>> START

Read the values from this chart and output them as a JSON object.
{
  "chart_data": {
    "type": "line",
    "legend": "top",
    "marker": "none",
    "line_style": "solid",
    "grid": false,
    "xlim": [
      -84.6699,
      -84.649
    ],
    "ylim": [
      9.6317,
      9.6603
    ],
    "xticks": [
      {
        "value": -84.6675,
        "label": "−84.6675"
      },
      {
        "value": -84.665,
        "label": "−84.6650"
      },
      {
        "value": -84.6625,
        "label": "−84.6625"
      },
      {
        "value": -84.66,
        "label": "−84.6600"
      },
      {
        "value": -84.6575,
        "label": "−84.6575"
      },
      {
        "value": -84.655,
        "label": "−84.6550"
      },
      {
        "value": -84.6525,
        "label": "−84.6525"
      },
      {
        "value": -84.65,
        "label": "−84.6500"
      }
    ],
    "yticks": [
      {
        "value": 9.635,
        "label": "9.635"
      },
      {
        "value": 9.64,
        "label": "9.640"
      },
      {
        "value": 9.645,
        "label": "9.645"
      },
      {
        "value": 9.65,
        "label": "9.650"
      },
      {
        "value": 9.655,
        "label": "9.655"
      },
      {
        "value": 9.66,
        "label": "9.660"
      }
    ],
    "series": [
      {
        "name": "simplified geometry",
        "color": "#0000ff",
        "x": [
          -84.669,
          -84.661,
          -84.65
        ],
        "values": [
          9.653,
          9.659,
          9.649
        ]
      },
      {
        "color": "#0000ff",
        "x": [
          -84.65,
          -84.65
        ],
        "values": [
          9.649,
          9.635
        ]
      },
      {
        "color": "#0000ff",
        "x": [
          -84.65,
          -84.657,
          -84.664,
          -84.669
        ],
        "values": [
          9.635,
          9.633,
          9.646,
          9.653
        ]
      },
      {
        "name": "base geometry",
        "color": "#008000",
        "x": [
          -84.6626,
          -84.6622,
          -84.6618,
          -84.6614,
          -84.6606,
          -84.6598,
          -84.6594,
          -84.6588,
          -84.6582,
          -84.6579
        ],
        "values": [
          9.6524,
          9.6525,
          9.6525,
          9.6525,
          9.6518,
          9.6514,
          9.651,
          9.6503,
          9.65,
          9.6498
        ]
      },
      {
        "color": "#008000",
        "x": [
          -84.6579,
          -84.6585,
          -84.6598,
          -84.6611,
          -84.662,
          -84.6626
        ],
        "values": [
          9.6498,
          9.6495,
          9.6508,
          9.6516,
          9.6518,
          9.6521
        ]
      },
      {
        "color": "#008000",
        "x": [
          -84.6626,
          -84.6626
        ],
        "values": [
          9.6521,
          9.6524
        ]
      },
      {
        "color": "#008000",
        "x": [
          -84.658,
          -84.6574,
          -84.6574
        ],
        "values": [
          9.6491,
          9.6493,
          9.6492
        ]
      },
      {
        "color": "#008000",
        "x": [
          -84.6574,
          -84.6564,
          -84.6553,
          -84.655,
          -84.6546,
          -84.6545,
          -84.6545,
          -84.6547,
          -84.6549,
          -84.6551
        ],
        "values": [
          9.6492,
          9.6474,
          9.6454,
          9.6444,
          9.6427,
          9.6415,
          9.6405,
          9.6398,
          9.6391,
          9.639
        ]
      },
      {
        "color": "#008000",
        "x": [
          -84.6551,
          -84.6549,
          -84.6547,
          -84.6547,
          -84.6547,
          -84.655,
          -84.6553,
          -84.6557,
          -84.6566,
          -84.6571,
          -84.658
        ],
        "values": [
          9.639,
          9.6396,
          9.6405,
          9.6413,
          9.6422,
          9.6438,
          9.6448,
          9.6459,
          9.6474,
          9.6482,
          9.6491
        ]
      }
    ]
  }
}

>> END
>> START

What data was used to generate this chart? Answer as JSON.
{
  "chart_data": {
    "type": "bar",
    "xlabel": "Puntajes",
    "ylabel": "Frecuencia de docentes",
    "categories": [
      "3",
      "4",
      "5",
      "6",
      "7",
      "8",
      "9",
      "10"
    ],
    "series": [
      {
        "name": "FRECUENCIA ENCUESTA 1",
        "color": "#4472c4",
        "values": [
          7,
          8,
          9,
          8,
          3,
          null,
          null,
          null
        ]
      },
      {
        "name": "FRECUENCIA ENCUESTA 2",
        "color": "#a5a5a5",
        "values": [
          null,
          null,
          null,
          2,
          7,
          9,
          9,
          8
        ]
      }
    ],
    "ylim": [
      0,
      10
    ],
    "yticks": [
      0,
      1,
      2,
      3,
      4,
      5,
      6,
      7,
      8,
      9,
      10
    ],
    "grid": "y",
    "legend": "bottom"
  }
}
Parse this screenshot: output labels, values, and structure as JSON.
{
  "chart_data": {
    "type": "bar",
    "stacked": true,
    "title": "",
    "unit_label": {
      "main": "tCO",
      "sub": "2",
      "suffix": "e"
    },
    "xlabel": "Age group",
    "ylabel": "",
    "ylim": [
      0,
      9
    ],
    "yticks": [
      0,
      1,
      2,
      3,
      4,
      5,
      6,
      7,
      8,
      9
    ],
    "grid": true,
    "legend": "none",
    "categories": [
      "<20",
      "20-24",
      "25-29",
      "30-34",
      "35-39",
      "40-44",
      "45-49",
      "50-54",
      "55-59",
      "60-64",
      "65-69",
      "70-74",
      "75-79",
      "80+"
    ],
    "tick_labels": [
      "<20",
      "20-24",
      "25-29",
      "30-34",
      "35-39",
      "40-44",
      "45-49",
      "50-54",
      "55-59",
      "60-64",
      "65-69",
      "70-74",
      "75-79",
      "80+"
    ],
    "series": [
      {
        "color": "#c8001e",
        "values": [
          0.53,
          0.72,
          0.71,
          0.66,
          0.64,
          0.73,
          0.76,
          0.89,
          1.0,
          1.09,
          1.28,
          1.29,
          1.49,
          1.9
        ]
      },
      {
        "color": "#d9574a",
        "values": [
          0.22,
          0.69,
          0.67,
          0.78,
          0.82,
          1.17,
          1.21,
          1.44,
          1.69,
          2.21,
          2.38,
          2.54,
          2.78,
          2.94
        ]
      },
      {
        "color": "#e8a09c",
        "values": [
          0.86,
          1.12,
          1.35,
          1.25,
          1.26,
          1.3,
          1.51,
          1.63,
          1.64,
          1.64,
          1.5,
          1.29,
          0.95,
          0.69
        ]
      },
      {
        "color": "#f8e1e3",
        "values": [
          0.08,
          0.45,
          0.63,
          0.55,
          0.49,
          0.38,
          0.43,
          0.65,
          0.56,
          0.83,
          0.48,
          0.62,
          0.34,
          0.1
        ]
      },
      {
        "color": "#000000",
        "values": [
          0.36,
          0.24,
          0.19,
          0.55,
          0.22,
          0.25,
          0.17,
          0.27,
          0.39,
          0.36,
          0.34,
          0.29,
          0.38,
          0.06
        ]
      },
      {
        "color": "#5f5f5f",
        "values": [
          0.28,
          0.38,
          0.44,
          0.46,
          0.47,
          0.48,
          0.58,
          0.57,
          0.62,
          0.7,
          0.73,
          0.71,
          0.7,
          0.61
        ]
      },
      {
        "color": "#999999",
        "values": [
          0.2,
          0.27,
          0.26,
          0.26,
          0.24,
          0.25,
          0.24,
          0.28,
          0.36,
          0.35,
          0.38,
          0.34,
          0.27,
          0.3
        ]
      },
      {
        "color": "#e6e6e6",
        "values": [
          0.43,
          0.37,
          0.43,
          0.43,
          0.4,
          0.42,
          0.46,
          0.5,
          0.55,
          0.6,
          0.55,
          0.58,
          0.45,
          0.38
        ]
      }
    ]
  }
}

>> END

Requirements
Gather from the entries above all lines that include the string "ENCUESTA".

Response
        "name": "FRECUENCIA ENCUESTA 1",
        "name": "FRECUENCIA ENCUESTA 2",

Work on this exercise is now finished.